**Task details**.
Report the number of lines containing "punt", with no other words.

[Given data start]

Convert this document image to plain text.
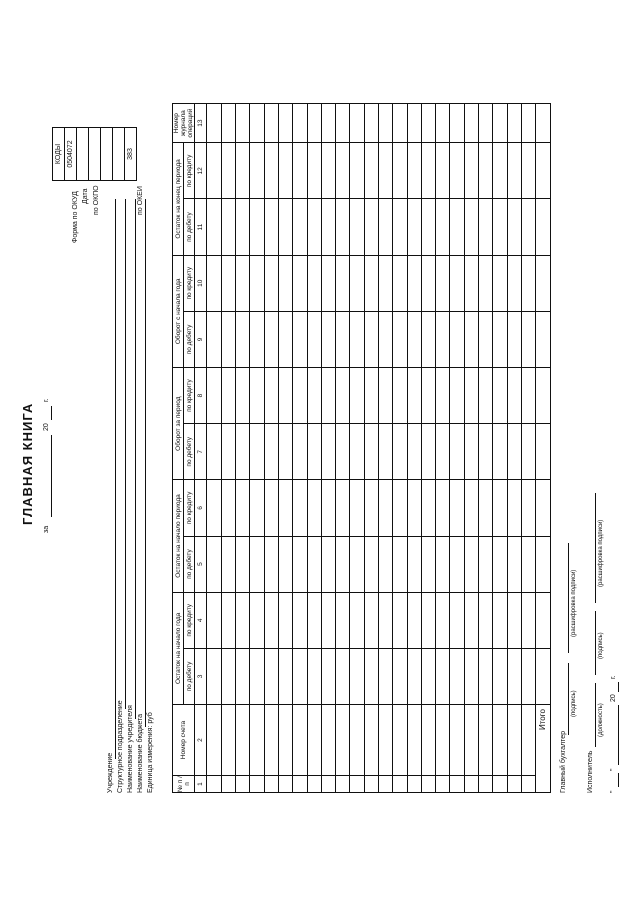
ГЛАВНАЯ КНИГА
за
20
г.
КОДЫ
0504072

383
Форма по ОКУД Дата по ОКПО	по ОКЕИ
Учреждение Структурное подразделение Наименование учредителя Наименование бюджета Единица измерения: руб	№ п / п	Номер счета	Остаток на начало года		Остаток на начало периода		Оборот за период		Оборот с начала года		Остаток на конец периода		Номер журнала операций
		по дебету	по кредиту	по дебету	по кредиту	по дебету	по кредиту	по дебету	по кредиту	по дебету	по кредиту	
1	2	3	4	5	6	7	8	9	10	11	12	13

Итого												
Главный бухгалтер
(подпись)
(расшифровка подписи)
Исполнитель
(должность)
(подпись)
(расшифровка подписи)
"
"
20
г.
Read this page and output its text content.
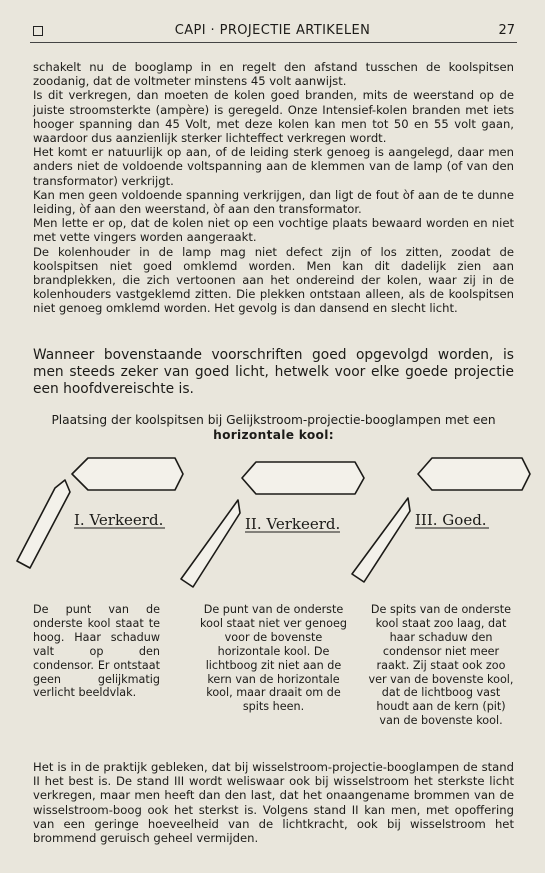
CAPI · PROJECTIE ARTIKELEN	27

schakelt nu de booglamp in en regelt den afstand tusschen de koolspitsen zoodanig, dat de voltmeter minstens 45 volt aanwijst.

Is dit verkregen, dan moeten de kolen goed branden, mits de weerstand op de juiste stroomsterkte (ampère) is geregeld. Onze Intensief-kolen branden met iets hooger spanning dan 45 Volt, met deze kolen kan men tot 50 en 55 volt gaan, waardoor dus aanzienlijk sterker lichteffect verkregen wordt.

Het komt er natuurlijk op aan, of de leiding sterk genoeg is aangelegd, daar men anders niet de voldoende voltspanning aan de klemmen van de lamp (of van den transformator) verkrijgt.

Kan men geen voldoende spanning verkrijgen, dan ligt de fout òf aan de te dunne leiding, òf aan den weerstand, òf aan den transformator.

Men lette er op, dat de kolen niet op een vochtige plaats bewaard worden en niet met vette vingers worden aangeraakt.

De kolenhouder in de lamp mag niet defect zijn of los zitten, zoodat de koolspitsen niet goed omklemd worden. Men kan dit dadelijk zien aan brandplekken, die zich vertoonen aan het ondereind der kolen, waar zij in de kolenhouders vastgeklemd zitten. Die plekken ontstaan alleen, als de koolspitsen niet genoeg omklemd worden. Het gevolg is dan dansend en slecht licht.

Wanneer bovenstaande voorschriften goed opgevolgd worden, is men steeds zeker van goed licht, hetwelk voor elke goede projectie een hoofdvereischte is.
Plaatsing der koolspitsen bij Gelijkstroom-projectie-booglampen met een
horizontale kool:
I. Verkeerd.	II. Verkeerd.	III. Goed.
De punt van de onderste kool staat te hoog. Haar schaduw valt op den condensor. Er ontstaat geen gelijkmatig verlicht beeldvlak.
De punt van de onderste kool staat niet ver genoeg voor de bovenste horizontale kool. De lichtboog zit niet aan de kern van de horizontale kool, maar draait om de spits heen.
De spits van de onderste kool staat zoo laag, dat haar schaduw den condensor niet meer raakt. Zij staat ook zoo ver van de bovenste kool, dat de lichtboog vast houdt aan de kern (pit) van de bovenste kool.
Het is in de praktijk gebleken, dat bij wisselstroom-projectie-booglampen de stand II het best is. De stand III wordt weliswaar ook bij wisselstroom het sterkste licht verkregen, maar men heeft dan den last, dat het onaangename brommen van de wisselstroom-boog ook het sterkst is. Volgens stand II kan men, met opoffering van een geringe hoeveelheid van de lichtkracht, ook bij wisselstroom het brommend geruisch geheel vermijden.
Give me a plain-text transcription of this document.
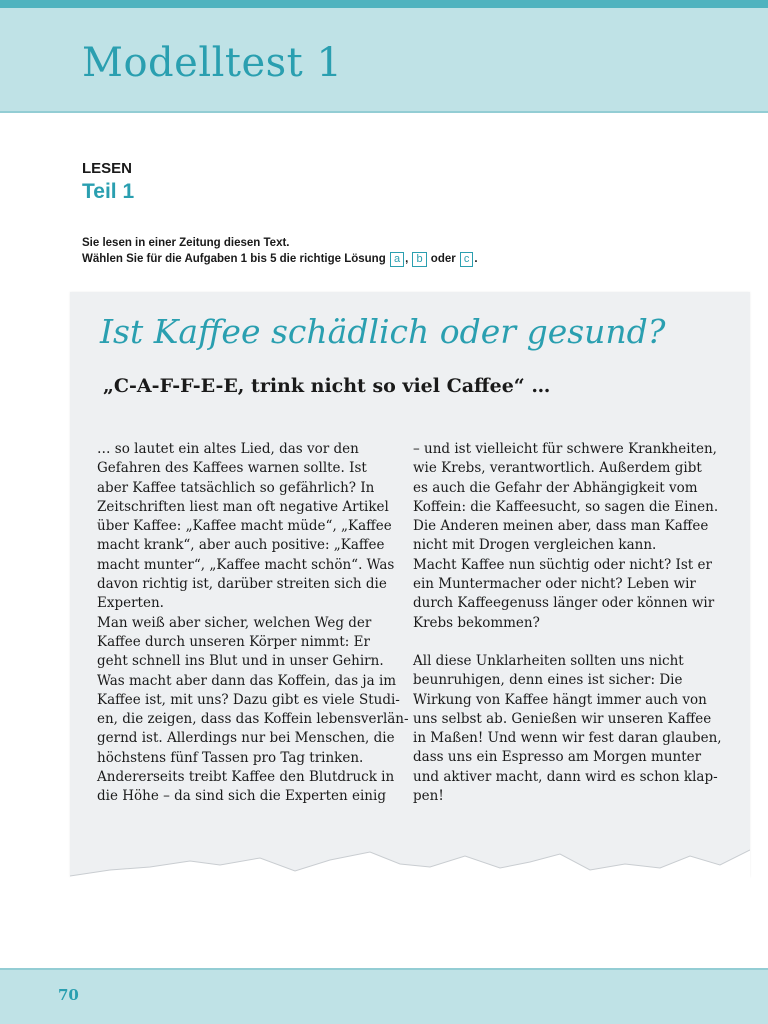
Modelltest 1
LESEN
Teil 1
Sie lesen in einer Zeitung diesen Text.
Wählen Sie für die Aufgaben 1 bis 5 die richtige Lösung a , b oder c .
Ist Kaffee schädlich oder gesund?
„C-A-F-F-E-E, trink nicht so viel Caffee“ …

… so lautet ein altes Lied, das vor den

Gefahren des Kaffees warnen sollte. Ist

aber Kaffee tatsächlich so gefährlich? In

Zeitschriften liest man oft negative Artikel

über Kaffee: „Kaffee macht müde“, „Kaffee

macht krank“, aber auch positive: „Kaffee

macht munter“, „Kaffee macht schön“. Was

davon richtig ist, darüber streiten sich die

Experten.

Man weiß aber sicher, welchen Weg der

Kaffee durch unseren Körper nimmt: Er

geht schnell ins Blut und in unser Gehirn.

Was macht aber dann das Koffein, das ja im

Kaffee ist, mit uns? Dazu gibt es viele Studi-

en, die zeigen, dass das Koffein lebensverlän-

gernd ist. Allerdings nur bei Menschen, die

höchstens fünf Tassen pro Tag trinken.

Andererseits treibt Kaffee den Blutdruck in

die Höhe – da sind sich die Experten einig

– und ist vielleicht für schwere Krankheiten,

wie Krebs, verantwortlich. Außerdem gibt

es auch die Gefahr der Abhängigkeit vom

Koffein: die Kaffeesucht, so sagen die Einen.

Die Anderen meinen aber, dass man Kaffee

nicht mit Drogen vergleichen kann.

Macht Kaffee nun süchtig oder nicht? Ist er

ein Muntermacher oder nicht? Leben wir

durch Kaffeegenuss länger oder können wir

Krebs bekommen?

All diese Unklarheiten sollten uns nicht

beunruhigen, denn eines ist sicher: Die

Wirkung von Kaffee hängt immer auch von

uns selbst ab. Genießen wir unseren Kaffee

in Maßen! Und wenn wir fest daran glauben,

dass uns ein Espresso am Morgen munter

und aktiver macht, dann wird es schon klap-

pen!

70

[Given data end]

**Finished exercise**.
2